Requirements
Search the listing below for the string "jednostkowych" and show each line that contains it.

Source records

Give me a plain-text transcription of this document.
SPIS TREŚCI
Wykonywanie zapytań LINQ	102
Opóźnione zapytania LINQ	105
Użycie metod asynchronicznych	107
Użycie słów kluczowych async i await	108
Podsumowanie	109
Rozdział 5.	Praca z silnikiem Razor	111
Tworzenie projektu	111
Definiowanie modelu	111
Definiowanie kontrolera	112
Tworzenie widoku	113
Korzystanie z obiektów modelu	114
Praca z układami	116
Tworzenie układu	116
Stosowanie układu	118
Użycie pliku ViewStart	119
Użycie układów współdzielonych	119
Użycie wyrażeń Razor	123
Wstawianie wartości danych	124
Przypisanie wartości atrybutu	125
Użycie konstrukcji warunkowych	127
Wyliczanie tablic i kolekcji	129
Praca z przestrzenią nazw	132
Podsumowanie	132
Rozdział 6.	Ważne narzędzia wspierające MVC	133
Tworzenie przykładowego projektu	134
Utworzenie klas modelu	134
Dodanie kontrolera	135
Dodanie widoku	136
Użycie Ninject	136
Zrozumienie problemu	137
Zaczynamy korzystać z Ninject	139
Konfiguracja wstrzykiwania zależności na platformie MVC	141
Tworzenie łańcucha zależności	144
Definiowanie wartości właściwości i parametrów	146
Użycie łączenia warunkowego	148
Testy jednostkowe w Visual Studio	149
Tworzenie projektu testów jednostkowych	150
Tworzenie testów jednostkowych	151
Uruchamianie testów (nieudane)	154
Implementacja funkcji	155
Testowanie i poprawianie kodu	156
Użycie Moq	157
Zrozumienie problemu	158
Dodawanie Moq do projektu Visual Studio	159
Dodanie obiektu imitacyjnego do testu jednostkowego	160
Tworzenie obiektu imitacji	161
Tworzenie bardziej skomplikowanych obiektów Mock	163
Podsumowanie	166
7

Solution to the problem
Tworzenie projektu testów jednostkowych	150
Tworzenie testów jednostkowych	151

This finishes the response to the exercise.